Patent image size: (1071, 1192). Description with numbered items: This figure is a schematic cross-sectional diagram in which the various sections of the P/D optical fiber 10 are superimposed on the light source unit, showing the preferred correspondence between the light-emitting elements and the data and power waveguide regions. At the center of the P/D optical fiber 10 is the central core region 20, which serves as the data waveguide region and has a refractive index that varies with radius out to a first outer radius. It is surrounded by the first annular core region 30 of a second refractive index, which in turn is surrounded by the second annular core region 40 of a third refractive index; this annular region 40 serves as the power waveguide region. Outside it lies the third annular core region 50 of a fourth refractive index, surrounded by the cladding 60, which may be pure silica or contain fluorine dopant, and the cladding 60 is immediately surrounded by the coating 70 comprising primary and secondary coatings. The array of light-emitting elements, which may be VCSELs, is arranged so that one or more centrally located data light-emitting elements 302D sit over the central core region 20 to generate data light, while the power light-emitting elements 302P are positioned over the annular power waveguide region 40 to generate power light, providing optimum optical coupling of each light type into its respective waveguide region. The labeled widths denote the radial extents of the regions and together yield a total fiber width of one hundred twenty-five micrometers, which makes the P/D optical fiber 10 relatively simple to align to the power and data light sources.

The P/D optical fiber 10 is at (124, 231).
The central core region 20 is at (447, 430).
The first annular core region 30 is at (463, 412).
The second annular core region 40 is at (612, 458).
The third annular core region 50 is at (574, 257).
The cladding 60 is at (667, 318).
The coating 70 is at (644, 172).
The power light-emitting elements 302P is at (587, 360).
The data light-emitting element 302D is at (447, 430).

--

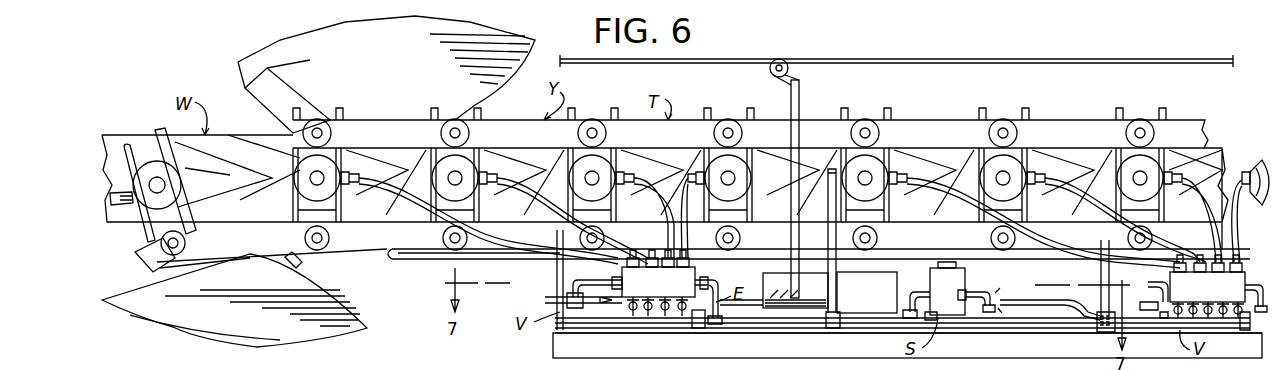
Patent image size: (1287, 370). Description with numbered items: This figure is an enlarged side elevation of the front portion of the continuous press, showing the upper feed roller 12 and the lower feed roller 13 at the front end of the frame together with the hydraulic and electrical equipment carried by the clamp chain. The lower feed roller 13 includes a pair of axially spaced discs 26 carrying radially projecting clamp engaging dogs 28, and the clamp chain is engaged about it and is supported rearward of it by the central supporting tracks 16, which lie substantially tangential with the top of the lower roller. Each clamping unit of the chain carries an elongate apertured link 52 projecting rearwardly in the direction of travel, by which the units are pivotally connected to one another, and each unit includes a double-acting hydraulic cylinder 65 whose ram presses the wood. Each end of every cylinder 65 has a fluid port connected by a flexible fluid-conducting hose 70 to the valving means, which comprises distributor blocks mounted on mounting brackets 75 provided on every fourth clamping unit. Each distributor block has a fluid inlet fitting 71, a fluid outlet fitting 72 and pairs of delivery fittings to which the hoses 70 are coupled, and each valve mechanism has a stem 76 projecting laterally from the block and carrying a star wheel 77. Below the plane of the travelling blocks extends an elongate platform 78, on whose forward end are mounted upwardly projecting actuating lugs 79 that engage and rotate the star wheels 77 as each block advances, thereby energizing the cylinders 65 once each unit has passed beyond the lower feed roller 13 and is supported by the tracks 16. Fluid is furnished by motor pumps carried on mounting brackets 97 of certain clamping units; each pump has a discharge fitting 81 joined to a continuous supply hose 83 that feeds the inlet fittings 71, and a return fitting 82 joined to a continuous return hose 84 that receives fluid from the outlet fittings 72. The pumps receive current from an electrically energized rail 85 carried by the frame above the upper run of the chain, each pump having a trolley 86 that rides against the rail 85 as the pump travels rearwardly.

* **ARBEITSAUFTRAG**: Filtere aus den Daten oben alle Zeilen heraus, in denen das Wort „optical“ vorkommt, und schreib sie ab. Dabei kommt es auf Groß- und Kleinschreibung an.

* **LÖSUNG**:
Patent image size: (1071, 1192). Description with numbered items: This figure is a schematic cross-sectional diagram in which the various sections of the P/D optical fiber 10 are superimposed on the light source unit, showing the preferred correspondence between the light-emitting elements and the data and power waveguide regions. At the center of the P/D optical fiber 10 is the central core region 20, which serves as the data waveguide region and has a refractive index that varies with radius out to a first outer radius. It is surrounded by the first annular core region 30 of a second refractive index, which in turn is surrounded by the second annular core region 40 of a third refractive index; this annular region 40 serves as the power waveguide region. Outside it lies the third annular core region 50 of a fourth refractive index, surrounded by the cladding 60, which may be pure silica or contain fluorine dopant, and the cladding 60 is immediately surrounded by the coating 70 comprising primary and secondary coatings. The array of light-emitting elements, which may be VCSELs, is arranged so that one or more centrally located data light-emitting elements 302D sit over the central core region 20 to generate data light, while the power light-emitting elements 302P are positioned over the annular power waveguide region 40 to generate power light, providing optimum optical coupling of each light type into its respective waveguide region. The labeled widths denote the radial extents of the regions and together yield a total fiber width of one hundred twenty-five micrometers, which makes the P/D optical fiber 10 relatively simple to align to the power and data light sources.
The P/D optical fiber 10 is at (124, 231).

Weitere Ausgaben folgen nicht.